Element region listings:
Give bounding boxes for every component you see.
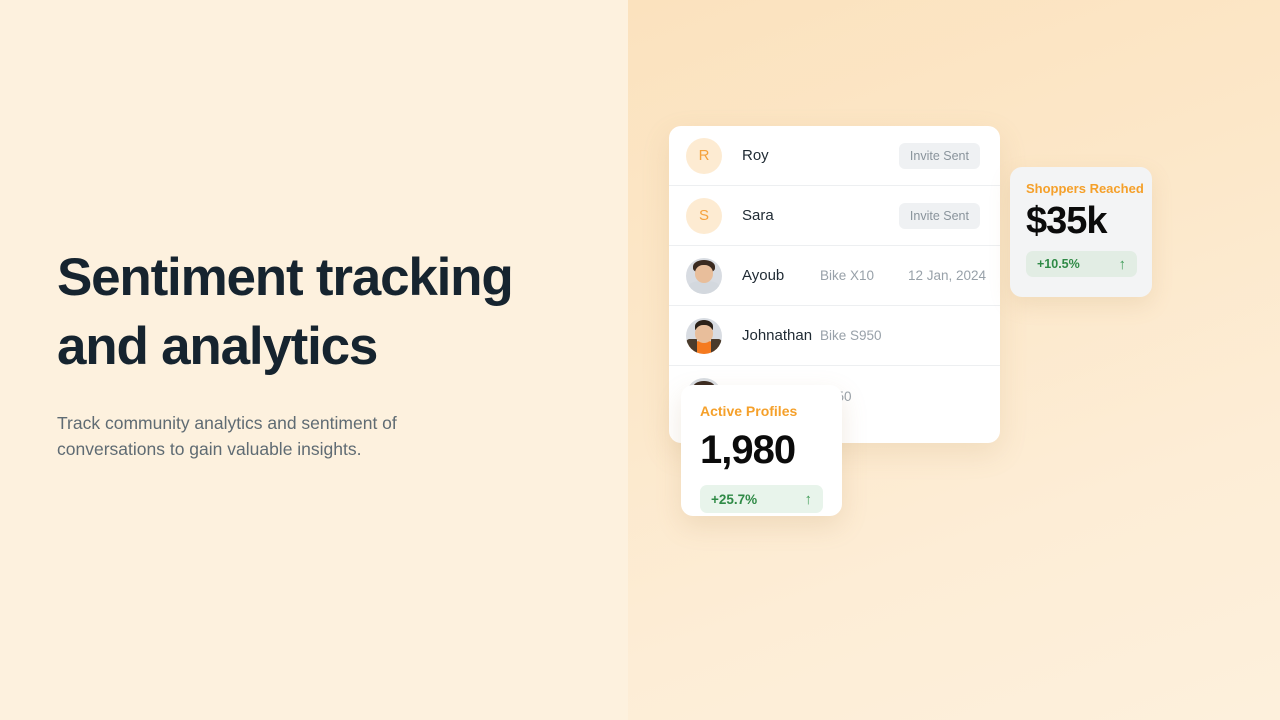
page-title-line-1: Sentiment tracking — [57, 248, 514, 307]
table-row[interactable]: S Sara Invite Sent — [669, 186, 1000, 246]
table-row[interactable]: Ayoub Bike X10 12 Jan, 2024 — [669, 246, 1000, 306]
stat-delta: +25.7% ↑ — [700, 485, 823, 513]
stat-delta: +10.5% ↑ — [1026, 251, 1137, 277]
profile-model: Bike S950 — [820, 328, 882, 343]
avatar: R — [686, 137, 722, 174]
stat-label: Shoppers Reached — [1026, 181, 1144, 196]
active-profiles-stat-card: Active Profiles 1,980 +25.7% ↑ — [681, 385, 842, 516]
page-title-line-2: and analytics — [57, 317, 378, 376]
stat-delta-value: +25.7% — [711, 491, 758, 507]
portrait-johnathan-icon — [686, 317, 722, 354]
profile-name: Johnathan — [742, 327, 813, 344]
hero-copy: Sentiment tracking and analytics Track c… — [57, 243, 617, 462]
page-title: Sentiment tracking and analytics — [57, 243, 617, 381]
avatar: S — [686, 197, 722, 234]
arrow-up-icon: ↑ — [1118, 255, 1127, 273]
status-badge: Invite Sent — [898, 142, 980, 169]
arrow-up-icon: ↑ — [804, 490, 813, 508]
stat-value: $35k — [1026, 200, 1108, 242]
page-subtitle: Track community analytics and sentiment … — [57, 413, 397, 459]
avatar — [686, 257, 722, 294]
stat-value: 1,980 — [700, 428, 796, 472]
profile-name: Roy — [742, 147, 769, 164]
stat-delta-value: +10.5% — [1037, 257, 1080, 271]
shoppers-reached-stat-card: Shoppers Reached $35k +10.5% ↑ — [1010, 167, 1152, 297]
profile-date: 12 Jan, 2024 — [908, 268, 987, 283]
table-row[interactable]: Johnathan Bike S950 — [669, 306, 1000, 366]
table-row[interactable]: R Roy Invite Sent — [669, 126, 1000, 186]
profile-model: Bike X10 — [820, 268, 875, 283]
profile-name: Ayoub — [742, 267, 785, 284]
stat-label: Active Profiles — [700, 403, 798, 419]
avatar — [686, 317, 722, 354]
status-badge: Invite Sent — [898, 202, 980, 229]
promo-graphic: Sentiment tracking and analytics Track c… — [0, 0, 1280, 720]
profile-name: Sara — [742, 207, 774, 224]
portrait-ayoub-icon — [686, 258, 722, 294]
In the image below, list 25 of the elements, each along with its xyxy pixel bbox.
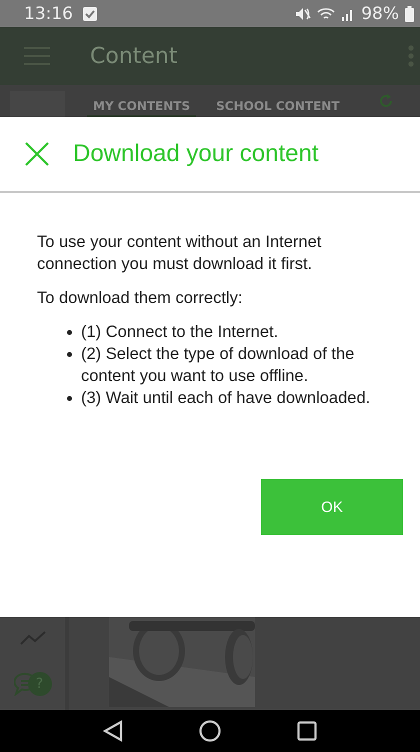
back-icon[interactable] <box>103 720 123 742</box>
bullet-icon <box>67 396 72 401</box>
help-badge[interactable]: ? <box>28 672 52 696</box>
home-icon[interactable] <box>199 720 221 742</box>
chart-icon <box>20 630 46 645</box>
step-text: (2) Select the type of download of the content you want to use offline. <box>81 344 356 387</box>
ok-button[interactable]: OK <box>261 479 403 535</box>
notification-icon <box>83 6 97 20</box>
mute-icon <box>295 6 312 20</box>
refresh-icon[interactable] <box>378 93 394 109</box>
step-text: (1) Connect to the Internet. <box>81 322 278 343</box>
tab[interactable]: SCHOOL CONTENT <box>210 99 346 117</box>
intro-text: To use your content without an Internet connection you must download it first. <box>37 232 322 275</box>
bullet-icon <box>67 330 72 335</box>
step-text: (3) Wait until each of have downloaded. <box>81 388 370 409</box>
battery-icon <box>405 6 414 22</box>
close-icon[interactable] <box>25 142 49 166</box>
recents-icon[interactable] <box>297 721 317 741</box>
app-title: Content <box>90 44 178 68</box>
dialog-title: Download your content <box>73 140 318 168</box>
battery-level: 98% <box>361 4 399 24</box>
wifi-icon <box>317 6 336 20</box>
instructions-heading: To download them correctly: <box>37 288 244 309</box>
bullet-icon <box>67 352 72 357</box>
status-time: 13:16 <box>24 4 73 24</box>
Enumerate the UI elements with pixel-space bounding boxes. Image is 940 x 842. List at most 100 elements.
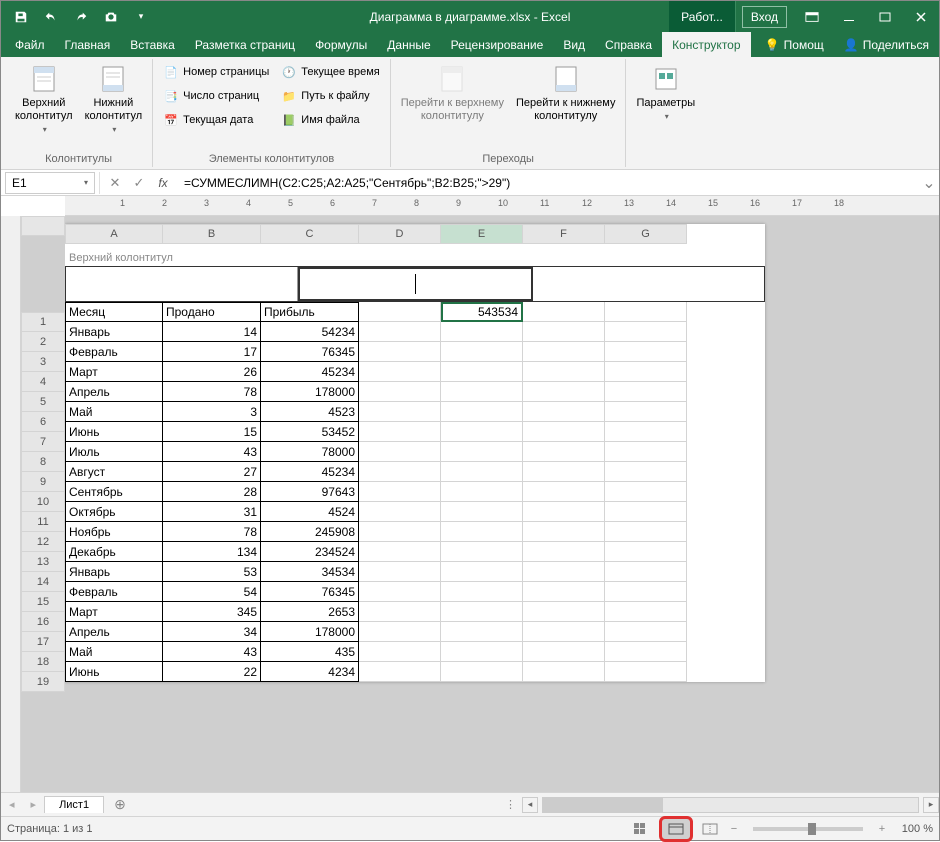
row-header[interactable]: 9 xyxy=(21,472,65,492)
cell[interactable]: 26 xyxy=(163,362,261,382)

◆ WORK TO DO
Reproduce word for word the lines of the listing above, beginning with the line containing "row-header[interactable]: 9 xyxy=(21,472,65,492)" and continuing through its last line.

◆ SOLUTION BELOW
row-header[interactable]: 9 xyxy=(21,472,65,492)
cell[interactable]: 26 xyxy=(163,362,261,382)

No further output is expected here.